* To do *
All of the data must be printed exactly; please include every line.

### Input rows

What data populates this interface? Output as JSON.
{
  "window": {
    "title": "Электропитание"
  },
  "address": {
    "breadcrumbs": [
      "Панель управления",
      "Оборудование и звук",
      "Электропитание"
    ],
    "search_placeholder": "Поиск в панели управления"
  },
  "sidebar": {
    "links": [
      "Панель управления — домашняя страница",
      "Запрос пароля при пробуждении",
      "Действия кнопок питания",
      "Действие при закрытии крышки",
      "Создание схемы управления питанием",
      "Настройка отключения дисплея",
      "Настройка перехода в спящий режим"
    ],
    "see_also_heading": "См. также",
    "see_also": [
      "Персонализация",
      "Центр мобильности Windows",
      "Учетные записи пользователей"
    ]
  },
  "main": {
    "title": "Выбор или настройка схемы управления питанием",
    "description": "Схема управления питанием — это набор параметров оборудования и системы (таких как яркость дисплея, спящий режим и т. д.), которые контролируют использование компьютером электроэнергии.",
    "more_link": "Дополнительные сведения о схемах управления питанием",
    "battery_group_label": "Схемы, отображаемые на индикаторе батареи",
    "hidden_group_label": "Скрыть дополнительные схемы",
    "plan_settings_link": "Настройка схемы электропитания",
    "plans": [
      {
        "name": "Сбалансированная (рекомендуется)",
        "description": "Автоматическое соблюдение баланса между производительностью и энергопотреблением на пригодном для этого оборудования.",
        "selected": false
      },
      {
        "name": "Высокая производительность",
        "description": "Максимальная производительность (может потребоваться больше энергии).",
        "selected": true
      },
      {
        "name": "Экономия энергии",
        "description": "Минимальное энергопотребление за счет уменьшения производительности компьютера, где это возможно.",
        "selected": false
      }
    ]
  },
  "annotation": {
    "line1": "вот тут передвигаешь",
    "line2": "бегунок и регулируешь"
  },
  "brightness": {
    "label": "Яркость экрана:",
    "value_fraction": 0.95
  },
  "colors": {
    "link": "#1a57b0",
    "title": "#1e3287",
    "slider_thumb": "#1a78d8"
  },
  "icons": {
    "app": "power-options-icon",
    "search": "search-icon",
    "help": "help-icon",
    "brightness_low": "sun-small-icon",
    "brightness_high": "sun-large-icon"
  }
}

######

* Solution for this problem *
What data populates this interface? Output as JSON.
{
  "window": {
    "title": "Электропитание"
  },
  "address": {
    "breadcrumbs": [
      "Панель управления",
      "Оборудование и звук",
      "Электропитание"
    ],
    "search_placeholder": "Поиск в панели управления"
  },
  "sidebar": {
    "links": [
      "Панель управления — домашняя страница",
      "Запрос пароля при пробуждении",
      "Действия кнопок питания",
      "Действие при закрытии крышки",
      "Создание схемы управления питанием",
      "Настройка отключения дисплея",
      "Настройка перехода в спящий режим"
    ],
    "see_also_heading": "См. также",
    "see_also": [
      "Персонализация",
      "Центр мобильности Windows",
      "Учетные записи пользователей"
    ]
  },
  "main": {
    "title": "Выбор или настройка схемы управления питанием",
    "description": "Схема управления питанием — это набор параметров оборудования и системы (таких как яркость дисплея, спящий режим и т. д.), которые контролируют использование компьютером электроэнергии.",
    "more_link": "Дополнительные сведения о схемах управления питанием",
    "battery_group_label": "Схемы, отображаемые на индикаторе батареи",
    "hidden_group_label": "Скрыть дополнительные схемы",
    "plan_settings_link": "Настройка схемы электропитания",
    "plans": [
      {
        "name": "Сбалансированная (рекомендуется)",
        "description": "Автоматическое соблюдение баланса между производительностью и энергопотреблением на пригодном для этого оборудования.",
        "selected": false
      },
      {
        "name": "Высокая производительность",
        "description": "Максимальная производительность (может потребоваться больше энергии).",
        "selected": true
      },
      {
        "name": "Экономия энергии",
        "description": "Минимальное энергопотребление за счет уменьшения производительности компьютера, где это возможно.",
        "selected": false
      }
    ]
  },
  "annotation": {
    "line1": "вот тут передвигаешь",
    "line2": "бегунок и регулируешь"
  },
  "brightness": {
    "label": "Яркость экрана:",
    "value_fraction": 0.95
  },
  "colors": {
    "link": "#1a57b0",
    "title": "#1e3287",
    "slider_thumb": "#1a78d8"
  },
  "icons": {
    "app": "power-options-icon",
    "search": "search-icon",
    "help": "help-icon",
    "brightness_low": "sun-small-icon",
    "brightness_high": "sun-large-icon"
  }
}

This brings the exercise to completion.